Reproduce every entry exactly.

▬▬▬▬▬▬

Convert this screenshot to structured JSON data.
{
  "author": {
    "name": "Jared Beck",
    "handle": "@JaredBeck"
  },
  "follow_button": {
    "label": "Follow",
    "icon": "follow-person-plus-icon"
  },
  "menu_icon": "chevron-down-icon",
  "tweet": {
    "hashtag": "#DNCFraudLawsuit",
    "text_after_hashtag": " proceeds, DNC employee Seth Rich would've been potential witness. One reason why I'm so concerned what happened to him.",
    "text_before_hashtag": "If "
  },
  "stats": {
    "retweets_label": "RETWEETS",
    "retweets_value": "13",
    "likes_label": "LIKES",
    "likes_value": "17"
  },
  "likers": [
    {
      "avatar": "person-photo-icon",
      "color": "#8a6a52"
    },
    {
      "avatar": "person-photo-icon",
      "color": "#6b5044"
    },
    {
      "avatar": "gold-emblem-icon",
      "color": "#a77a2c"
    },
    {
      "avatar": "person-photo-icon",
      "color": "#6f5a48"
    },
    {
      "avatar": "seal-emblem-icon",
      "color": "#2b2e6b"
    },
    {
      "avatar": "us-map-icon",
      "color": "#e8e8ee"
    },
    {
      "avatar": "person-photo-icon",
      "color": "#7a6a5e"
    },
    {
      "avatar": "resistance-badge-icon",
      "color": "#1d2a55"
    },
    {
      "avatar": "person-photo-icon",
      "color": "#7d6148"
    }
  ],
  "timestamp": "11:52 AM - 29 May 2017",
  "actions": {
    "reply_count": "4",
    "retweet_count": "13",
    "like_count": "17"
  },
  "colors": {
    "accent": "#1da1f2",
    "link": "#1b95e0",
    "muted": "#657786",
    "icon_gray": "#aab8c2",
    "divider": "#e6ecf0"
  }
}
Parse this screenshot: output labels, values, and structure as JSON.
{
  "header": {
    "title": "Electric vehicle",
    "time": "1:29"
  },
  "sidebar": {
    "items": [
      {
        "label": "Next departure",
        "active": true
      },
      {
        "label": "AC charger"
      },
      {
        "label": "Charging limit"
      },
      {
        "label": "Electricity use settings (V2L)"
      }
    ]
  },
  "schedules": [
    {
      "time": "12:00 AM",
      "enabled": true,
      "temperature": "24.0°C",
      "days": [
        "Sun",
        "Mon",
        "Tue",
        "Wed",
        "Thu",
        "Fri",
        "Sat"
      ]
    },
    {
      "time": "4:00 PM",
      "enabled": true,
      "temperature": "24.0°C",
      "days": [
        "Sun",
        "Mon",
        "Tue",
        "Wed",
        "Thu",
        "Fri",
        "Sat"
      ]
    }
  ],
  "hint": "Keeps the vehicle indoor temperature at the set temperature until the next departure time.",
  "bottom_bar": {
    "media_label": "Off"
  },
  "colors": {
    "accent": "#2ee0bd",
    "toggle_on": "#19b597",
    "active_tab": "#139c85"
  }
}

▬▬▬▬▬▬

- COMPLETE OUTPUT:
Convert this screenshot to structured JSON data.
{
  "author": {
    "name": "Jared Beck",
    "handle": "@JaredBeck"
  },
  "follow_button": {
    "label": "Follow",
    "icon": "follow-person-plus-icon"
  },
  "menu_icon": "chevron-down-icon",
  "tweet": {
    "hashtag": "#DNCFraudLawsuit",
    "text_after_hashtag": " proceeds, DNC employee Seth Rich would've been potential witness. One reason why I'm so concerned what happened to him.",
    "text_before_hashtag": "If "
  },
  "stats": {
    "retweets_label": "RETWEETS",
    "retweets_value": "13",
    "likes_label": "LIKES",
    "likes_value": "17"
  },
  "likers": [
    {
      "avatar": "person-photo-icon",
      "color": "#8a6a52"
    },
    {
      "avatar": "person-photo-icon",
      "color": "#6b5044"
    },
    {
      "avatar": "gold-emblem-icon",
      "color": "#a77a2c"
    },
    {
      "avatar": "person-photo-icon",
      "color": "#6f5a48"
    },
    {
      "avatar": "seal-emblem-icon",
      "color": "#2b2e6b"
    },
    {
      "avatar": "us-map-icon",
      "color": "#e8e8ee"
    },
    {
      "avatar": "person-photo-icon",
      "color": "#7a6a5e"
    },
    {
      "avatar": "resistance-badge-icon",
      "color": "#1d2a55"
    },
    {
      "avatar": "person-photo-icon",
      "color": "#7d6148"
    }
  ],
  "timestamp": "11:52 AM - 29 May 2017",
  "actions": {
    "reply_count": "4",
    "retweet_count": "13",
    "like_count": "17"
  },
  "colors": {
    "accent": "#1da1f2",
    "link": "#1b95e0",
    "muted": "#657786",
    "icon_gray": "#aab8c2",
    "divider": "#e6ecf0"
  }
}
Parse this screenshot: output labels, values, and structure as JSON.
{
  "header": {
    "title": "Electric vehicle",
    "time": "1:29"
  },
  "sidebar": {
    "items": [
      {
        "label": "Next departure",
        "active": true
      },
      {
        "label": "AC charger"
      },
      {
        "label": "Charging limit"
      },
      {
        "label": "Electricity use settings (V2L)"
      }
    ]
  },
  "schedules": [
    {
      "time": "12:00 AM",
      "enabled": true,
      "temperature": "24.0°C",
      "days": [
        "Sun",
        "Mon",
        "Tue",
        "Wed",
        "Thu",
        "Fri",
        "Sat"
      ]
    },
    {
      "time": "4:00 PM",
      "enabled": true,
      "temperature": "24.0°C",
      "days": [
        "Sun",
        "Mon",
        "Tue",
        "Wed",
        "Thu",
        "Fri",
        "Sat"
      ]
    }
  ],
  "hint": "Keeps the vehicle indoor temperature at the set temperature until the next departure time.",
  "bottom_bar": {
    "media_label": "Off"
  },
  "colors": {
    "accent": "#2ee0bd",
    "toggle_on": "#19b597",
    "active_tab": "#139c85"
  }
}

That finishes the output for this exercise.